_The task_
In the records below, the line that contains "What's the underlying" marks the start. Copy it and each line after it through the end, exactly, without pictures.

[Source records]

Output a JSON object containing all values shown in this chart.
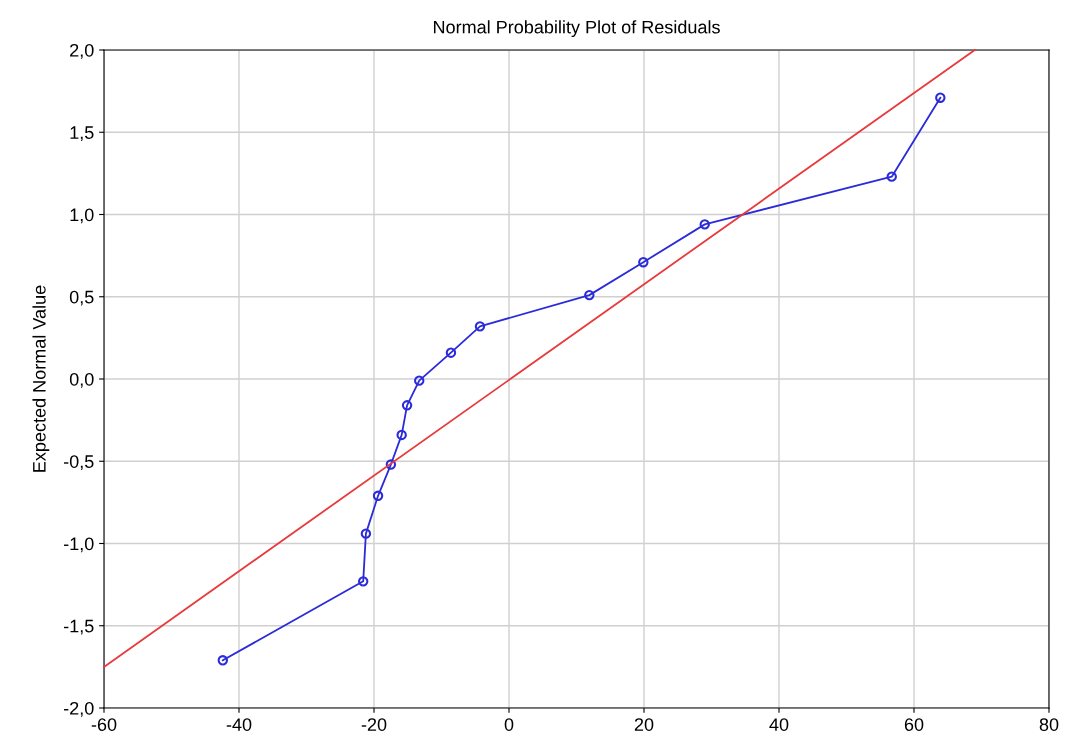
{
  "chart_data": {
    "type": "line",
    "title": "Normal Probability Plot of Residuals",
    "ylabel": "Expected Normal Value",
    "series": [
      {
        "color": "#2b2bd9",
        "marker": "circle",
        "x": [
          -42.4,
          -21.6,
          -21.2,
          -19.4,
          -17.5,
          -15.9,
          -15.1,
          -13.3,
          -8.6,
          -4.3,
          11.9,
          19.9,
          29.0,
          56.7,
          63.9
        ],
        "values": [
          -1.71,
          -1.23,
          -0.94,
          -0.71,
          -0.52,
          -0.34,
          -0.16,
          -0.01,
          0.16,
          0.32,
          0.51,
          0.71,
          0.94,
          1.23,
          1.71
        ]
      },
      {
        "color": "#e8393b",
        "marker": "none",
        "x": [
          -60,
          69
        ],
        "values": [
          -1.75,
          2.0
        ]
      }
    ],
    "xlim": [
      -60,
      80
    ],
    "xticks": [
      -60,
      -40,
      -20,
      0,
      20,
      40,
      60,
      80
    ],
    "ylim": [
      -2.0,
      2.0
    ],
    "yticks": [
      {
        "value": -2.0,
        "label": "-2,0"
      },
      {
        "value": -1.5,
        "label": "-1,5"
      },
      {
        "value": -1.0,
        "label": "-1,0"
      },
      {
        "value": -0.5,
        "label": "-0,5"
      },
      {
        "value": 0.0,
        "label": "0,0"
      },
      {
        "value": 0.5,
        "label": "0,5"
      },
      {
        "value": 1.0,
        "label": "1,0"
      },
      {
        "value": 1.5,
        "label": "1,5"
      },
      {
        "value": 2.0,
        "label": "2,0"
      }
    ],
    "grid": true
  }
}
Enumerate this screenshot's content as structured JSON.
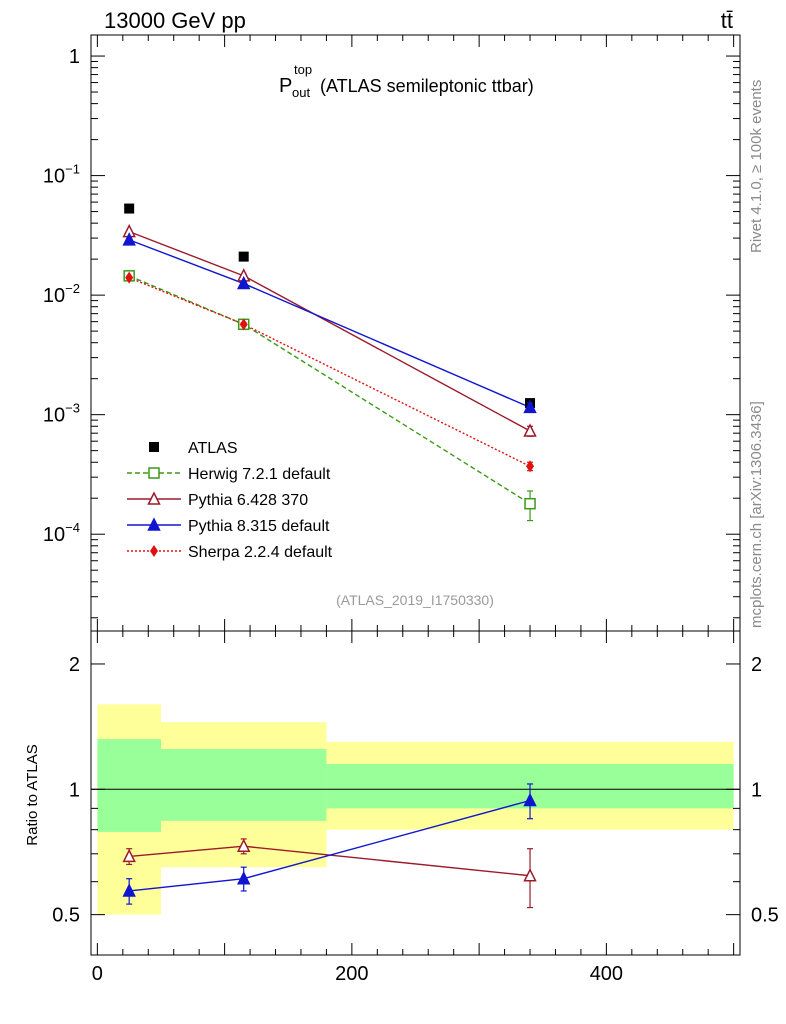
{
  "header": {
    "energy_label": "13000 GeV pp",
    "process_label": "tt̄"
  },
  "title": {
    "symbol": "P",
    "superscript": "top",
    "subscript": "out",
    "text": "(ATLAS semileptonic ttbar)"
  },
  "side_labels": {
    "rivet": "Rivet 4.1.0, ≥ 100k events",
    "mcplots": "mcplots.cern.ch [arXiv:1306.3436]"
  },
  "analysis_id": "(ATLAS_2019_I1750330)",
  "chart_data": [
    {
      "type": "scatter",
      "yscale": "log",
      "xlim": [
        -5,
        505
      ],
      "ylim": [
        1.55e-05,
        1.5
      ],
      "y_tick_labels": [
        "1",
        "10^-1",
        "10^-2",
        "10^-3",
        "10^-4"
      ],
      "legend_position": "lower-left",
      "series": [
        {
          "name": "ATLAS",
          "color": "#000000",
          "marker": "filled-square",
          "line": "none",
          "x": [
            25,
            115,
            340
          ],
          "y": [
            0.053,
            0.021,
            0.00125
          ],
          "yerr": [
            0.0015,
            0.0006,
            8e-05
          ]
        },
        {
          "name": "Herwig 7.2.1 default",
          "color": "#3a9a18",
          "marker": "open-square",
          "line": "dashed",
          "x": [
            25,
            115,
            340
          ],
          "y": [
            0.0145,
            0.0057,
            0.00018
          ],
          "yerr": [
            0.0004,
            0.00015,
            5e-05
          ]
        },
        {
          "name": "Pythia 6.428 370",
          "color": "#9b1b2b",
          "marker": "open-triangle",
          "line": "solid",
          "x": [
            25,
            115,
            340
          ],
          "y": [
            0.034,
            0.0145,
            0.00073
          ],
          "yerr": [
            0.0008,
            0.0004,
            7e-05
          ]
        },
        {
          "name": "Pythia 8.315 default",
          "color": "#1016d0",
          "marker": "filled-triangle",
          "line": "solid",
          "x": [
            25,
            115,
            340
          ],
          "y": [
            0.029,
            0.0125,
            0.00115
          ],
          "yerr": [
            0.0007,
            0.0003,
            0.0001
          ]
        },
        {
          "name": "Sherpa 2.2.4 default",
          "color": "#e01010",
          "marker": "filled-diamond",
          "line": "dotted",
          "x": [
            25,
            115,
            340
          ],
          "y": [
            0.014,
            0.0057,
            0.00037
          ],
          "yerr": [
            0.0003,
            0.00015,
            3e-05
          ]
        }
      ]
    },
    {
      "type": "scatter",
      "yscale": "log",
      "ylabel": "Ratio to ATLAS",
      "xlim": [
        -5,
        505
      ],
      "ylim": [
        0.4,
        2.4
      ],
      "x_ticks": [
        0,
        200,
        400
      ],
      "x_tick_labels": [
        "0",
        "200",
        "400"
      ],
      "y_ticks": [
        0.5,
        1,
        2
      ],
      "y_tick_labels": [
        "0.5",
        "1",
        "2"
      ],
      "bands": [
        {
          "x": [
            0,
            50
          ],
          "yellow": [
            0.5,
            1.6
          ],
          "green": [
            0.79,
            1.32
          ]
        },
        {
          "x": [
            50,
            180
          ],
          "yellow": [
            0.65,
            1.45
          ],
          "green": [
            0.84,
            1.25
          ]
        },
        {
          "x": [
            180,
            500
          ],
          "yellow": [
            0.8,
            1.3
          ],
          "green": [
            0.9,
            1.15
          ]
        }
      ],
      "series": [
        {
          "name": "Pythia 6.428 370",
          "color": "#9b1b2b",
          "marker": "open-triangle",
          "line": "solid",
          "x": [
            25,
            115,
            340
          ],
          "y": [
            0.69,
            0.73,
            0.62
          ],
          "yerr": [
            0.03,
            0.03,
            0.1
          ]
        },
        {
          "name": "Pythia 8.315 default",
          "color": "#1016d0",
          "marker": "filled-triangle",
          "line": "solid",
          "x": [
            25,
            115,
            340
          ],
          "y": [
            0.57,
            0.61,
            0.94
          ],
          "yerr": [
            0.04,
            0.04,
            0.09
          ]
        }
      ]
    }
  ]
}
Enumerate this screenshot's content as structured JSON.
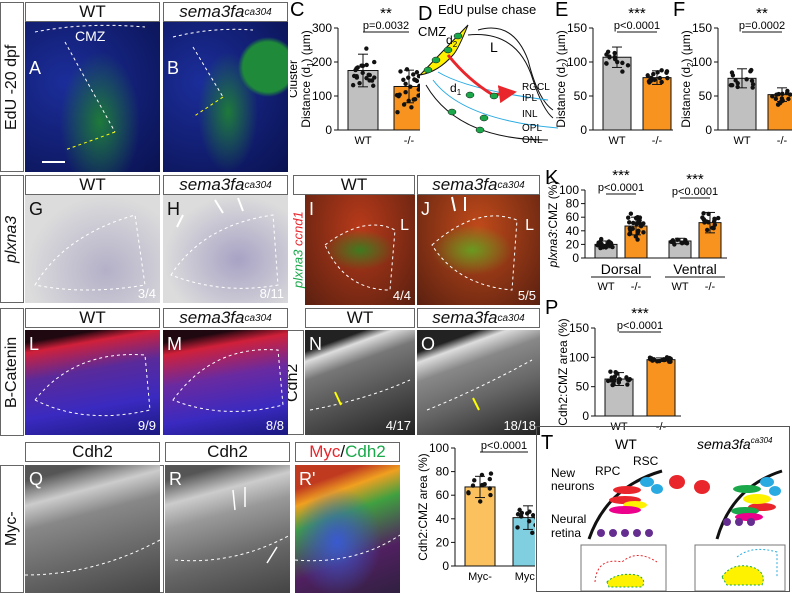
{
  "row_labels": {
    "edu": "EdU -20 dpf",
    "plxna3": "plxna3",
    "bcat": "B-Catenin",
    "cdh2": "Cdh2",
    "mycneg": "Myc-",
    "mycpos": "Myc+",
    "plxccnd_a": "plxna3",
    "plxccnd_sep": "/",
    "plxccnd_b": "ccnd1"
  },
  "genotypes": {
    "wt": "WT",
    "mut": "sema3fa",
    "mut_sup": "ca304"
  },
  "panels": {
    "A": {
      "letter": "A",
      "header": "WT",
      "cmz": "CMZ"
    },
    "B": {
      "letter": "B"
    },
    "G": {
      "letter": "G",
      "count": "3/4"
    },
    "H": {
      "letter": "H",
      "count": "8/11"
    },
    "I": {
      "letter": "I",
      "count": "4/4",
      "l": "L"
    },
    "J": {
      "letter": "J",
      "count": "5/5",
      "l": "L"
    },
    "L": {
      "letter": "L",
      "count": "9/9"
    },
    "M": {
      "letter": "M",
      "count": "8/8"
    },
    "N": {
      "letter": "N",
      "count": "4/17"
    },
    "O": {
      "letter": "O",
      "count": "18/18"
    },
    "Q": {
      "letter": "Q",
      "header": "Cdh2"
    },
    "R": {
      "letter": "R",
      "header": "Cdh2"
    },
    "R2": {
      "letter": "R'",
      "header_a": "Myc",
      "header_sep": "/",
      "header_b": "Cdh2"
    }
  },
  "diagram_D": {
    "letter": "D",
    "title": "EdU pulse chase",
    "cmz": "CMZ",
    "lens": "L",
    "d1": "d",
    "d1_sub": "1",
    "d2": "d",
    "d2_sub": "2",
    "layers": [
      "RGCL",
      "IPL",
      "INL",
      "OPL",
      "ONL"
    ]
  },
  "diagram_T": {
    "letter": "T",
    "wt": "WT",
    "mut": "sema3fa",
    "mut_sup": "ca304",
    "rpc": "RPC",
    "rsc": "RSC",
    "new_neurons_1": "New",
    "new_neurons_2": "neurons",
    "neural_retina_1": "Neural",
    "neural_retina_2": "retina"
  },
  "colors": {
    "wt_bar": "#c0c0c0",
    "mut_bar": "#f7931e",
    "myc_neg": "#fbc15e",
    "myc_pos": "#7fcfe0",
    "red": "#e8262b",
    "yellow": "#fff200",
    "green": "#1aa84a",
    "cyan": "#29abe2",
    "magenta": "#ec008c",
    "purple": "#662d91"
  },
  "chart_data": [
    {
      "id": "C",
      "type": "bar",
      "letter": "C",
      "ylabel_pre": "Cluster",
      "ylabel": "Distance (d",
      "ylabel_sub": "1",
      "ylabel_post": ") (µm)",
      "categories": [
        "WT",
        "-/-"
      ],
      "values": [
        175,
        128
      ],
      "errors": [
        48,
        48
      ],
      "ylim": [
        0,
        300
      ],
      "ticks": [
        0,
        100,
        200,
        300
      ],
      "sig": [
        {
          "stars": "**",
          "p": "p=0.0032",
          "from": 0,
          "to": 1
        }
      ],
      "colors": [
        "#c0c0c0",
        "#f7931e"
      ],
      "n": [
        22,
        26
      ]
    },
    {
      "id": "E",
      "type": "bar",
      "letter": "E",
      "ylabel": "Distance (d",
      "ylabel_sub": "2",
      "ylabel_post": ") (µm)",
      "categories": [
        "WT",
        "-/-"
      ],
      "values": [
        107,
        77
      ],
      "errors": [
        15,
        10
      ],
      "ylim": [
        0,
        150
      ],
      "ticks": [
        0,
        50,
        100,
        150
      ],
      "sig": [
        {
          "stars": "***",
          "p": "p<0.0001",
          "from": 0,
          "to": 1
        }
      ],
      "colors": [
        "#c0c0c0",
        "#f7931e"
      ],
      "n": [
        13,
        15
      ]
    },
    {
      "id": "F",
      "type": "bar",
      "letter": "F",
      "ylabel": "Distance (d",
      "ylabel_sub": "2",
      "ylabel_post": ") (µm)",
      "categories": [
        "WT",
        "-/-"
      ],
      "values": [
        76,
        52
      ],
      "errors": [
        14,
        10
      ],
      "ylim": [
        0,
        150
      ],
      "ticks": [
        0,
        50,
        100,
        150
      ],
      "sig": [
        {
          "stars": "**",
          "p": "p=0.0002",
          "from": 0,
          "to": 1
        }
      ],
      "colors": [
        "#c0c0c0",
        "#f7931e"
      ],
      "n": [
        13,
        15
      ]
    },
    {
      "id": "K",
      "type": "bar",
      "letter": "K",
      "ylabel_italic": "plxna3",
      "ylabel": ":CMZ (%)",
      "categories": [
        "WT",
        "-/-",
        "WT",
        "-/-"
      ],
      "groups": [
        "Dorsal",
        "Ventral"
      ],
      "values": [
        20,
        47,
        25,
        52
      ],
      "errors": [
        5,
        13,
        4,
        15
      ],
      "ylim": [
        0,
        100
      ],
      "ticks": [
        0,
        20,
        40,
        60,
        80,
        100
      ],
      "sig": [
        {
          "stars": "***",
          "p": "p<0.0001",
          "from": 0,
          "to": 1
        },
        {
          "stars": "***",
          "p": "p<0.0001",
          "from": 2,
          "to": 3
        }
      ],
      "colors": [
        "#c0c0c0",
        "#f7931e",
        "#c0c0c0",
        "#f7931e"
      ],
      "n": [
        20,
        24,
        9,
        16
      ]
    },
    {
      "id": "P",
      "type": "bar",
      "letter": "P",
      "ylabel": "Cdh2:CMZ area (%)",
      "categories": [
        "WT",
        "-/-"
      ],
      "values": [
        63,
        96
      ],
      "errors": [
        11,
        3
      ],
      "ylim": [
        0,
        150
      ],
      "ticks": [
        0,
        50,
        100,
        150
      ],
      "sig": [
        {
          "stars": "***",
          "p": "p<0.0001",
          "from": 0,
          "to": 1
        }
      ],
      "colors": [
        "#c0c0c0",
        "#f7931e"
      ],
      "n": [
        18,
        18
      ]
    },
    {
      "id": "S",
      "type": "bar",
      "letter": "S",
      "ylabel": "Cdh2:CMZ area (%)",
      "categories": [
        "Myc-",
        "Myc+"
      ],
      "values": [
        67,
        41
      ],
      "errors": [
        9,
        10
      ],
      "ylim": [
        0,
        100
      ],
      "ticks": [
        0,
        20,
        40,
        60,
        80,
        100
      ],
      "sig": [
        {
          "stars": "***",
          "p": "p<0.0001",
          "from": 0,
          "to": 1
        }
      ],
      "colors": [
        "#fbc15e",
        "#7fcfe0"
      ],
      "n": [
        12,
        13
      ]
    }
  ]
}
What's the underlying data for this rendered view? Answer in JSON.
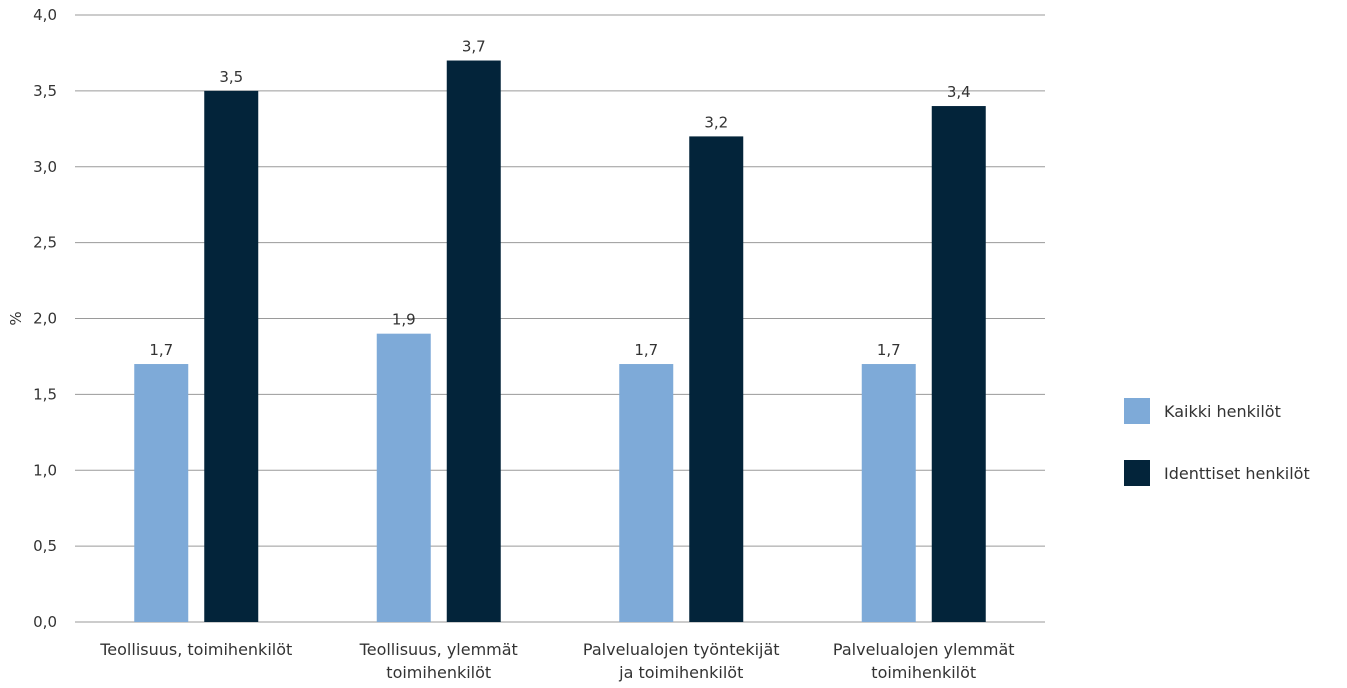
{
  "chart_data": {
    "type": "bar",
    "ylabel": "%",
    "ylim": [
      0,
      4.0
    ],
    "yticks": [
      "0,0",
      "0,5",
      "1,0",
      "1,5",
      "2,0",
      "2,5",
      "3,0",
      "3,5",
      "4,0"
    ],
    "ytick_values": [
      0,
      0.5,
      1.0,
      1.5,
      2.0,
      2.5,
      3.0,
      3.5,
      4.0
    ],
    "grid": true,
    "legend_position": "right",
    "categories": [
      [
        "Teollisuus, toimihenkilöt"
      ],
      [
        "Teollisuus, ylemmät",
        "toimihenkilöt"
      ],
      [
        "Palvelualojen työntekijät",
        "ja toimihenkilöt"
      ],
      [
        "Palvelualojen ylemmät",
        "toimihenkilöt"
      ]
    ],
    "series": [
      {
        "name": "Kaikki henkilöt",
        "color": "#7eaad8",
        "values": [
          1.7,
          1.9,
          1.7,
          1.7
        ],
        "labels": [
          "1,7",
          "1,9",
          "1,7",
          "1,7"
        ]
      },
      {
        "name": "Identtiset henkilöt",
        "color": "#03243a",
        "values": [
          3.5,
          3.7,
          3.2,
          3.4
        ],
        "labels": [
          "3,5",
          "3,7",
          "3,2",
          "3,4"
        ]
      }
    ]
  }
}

_Final result_
What's the underlying data for this rendered view? Answer in JSON.
{
  "chart_data": {
    "type": "bar",
    "ylabel": "%",
    "ylim": [
      0,
      4.0
    ],
    "yticks": [
      "0,0",
      "0,5",
      "1,0",
      "1,5",
      "2,0",
      "2,5",
      "3,0",
      "3,5",
      "4,0"
    ],
    "ytick_values": [
      0,
      0.5,
      1.0,
      1.5,
      2.0,
      2.5,
      3.0,
      3.5,
      4.0
    ],
    "grid": true,
    "legend_position": "right",
    "categories": [
      [
        "Teollisuus, toimihenkilöt"
      ],
      [
        "Teollisuus, ylemmät",
        "toimihenkilöt"
      ],
      [
        "Palvelualojen työntekijät",
        "ja toimihenkilöt"
      ],
      [
        "Palvelualojen ylemmät",
        "toimihenkilöt"
      ]
    ],
    "series": [
      {
        "name": "Kaikki henkilöt",
        "color": "#7eaad8",
        "values": [
          1.7,
          1.9,
          1.7,
          1.7
        ],
        "labels": [
          "1,7",
          "1,9",
          "1,7",
          "1,7"
        ]
      },
      {
        "name": "Identtiset henkilöt",
        "color": "#03243a",
        "values": [
          3.5,
          3.7,
          3.2,
          3.4
        ],
        "labels": [
          "3,5",
          "3,7",
          "3,2",
          "3,4"
        ]
      }
    ]
  }
}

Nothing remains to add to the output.